### Directive
Make an exact copy of the data below, leaving out every picture.

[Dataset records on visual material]
┄┄┄┄┄┄┄┄┄┄┄┄┄┄┄┄┄┄┄┄

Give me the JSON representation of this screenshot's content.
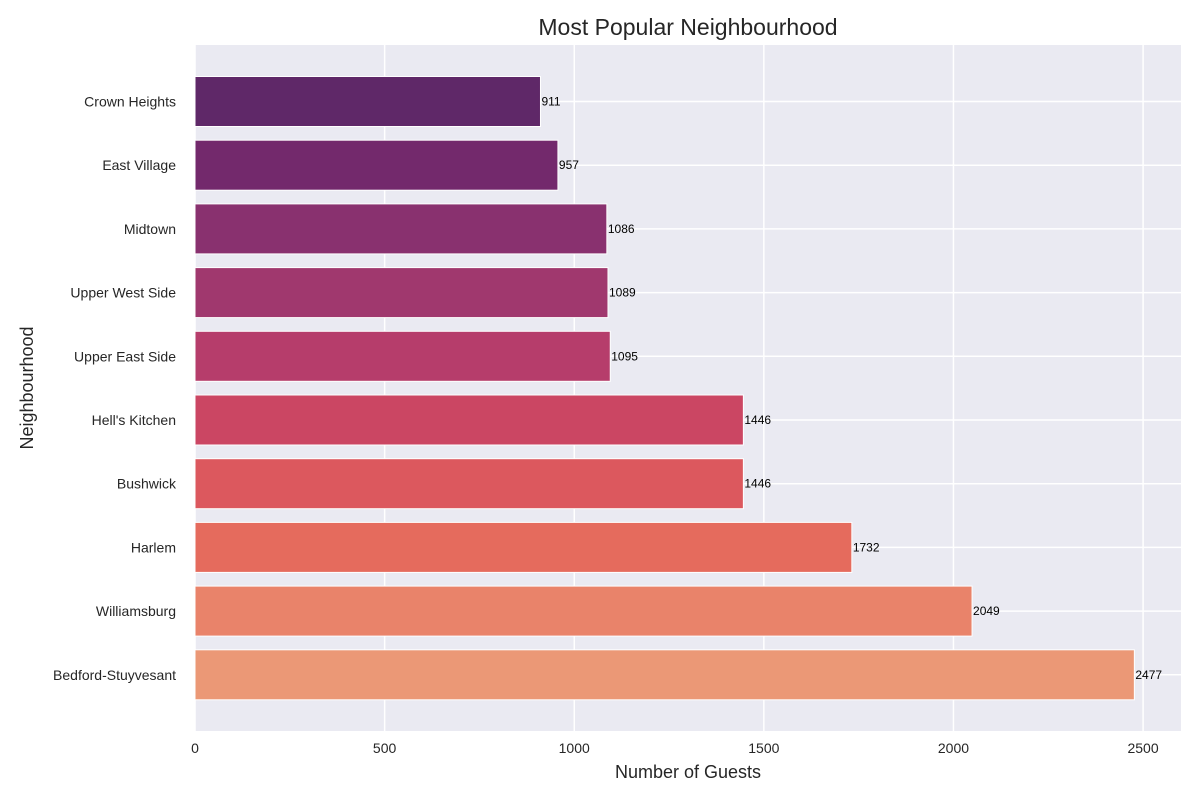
{
  "chart_data": {
    "type": "bar",
    "orientation": "horizontal",
    "title": "Most Popular Neighbourhood",
    "xlabel": "Number of Guests",
    "ylabel": "Neighbourhood",
    "categories": [
      "Crown Heights",
      "East Village",
      "Midtown",
      "Upper West Side",
      "Upper East Side",
      "Hell's Kitchen",
      "Bushwick",
      "Harlem",
      "Williamsburg",
      "Bedford-Stuyvesant"
    ],
    "values": [
      911,
      957,
      1086,
      1089,
      1095,
      1446,
      1446,
      1732,
      2049,
      2477
    ],
    "data_labels": [
      "911",
      "957",
      "1086",
      "1089",
      "1095",
      "1446",
      "1446",
      "1732",
      "2049",
      "2477"
    ],
    "xlim": [
      0,
      2600
    ],
    "xticks": [
      0,
      500,
      1000,
      1500,
      2000,
      2500
    ],
    "xtick_labels": [
      "0",
      "500",
      "1000",
      "1500",
      "2000",
      "2500"
    ],
    "grid": true,
    "style": "seaborn-darkgrid",
    "bar_colors": [
      "#5f2868",
      "#73296c",
      "#89316f",
      "#a0386e",
      "#b63d6b",
      "#cb4663",
      "#dc585e",
      "#e56b5d",
      "#e9836a",
      "#eb9876"
    ]
  },
  "colors": {
    "plot_background": "#eaeaf2",
    "grid": "#ffffff",
    "text": "#262626"
  }
}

┄┄┄┄┄┄┄┄┄┄┄┄┄┄┄┄┄┄┄┄

### Reply to the task
Give me the JSON representation of this screenshot's content.
{
  "chart_data": {
    "type": "bar",
    "orientation": "horizontal",
    "title": "Most Popular Neighbourhood",
    "xlabel": "Number of Guests",
    "ylabel": "Neighbourhood",
    "categories": [
      "Crown Heights",
      "East Village",
      "Midtown",
      "Upper West Side",
      "Upper East Side",
      "Hell's Kitchen",
      "Bushwick",
      "Harlem",
      "Williamsburg",
      "Bedford-Stuyvesant"
    ],
    "values": [
      911,
      957,
      1086,
      1089,
      1095,
      1446,
      1446,
      1732,
      2049,
      2477
    ],
    "data_labels": [
      "911",
      "957",
      "1086",
      "1089",
      "1095",
      "1446",
      "1446",
      "1732",
      "2049",
      "2477"
    ],
    "xlim": [
      0,
      2600
    ],
    "xticks": [
      0,
      500,
      1000,
      1500,
      2000,
      2500
    ],
    "xtick_labels": [
      "0",
      "500",
      "1000",
      "1500",
      "2000",
      "2500"
    ],
    "grid": true,
    "style": "seaborn-darkgrid",
    "bar_colors": [
      "#5f2868",
      "#73296c",
      "#89316f",
      "#a0386e",
      "#b63d6b",
      "#cb4663",
      "#dc585e",
      "#e56b5d",
      "#e9836a",
      "#eb9876"
    ]
  },
  "colors": {
    "plot_background": "#eaeaf2",
    "grid": "#ffffff",
    "text": "#262626"
  }
}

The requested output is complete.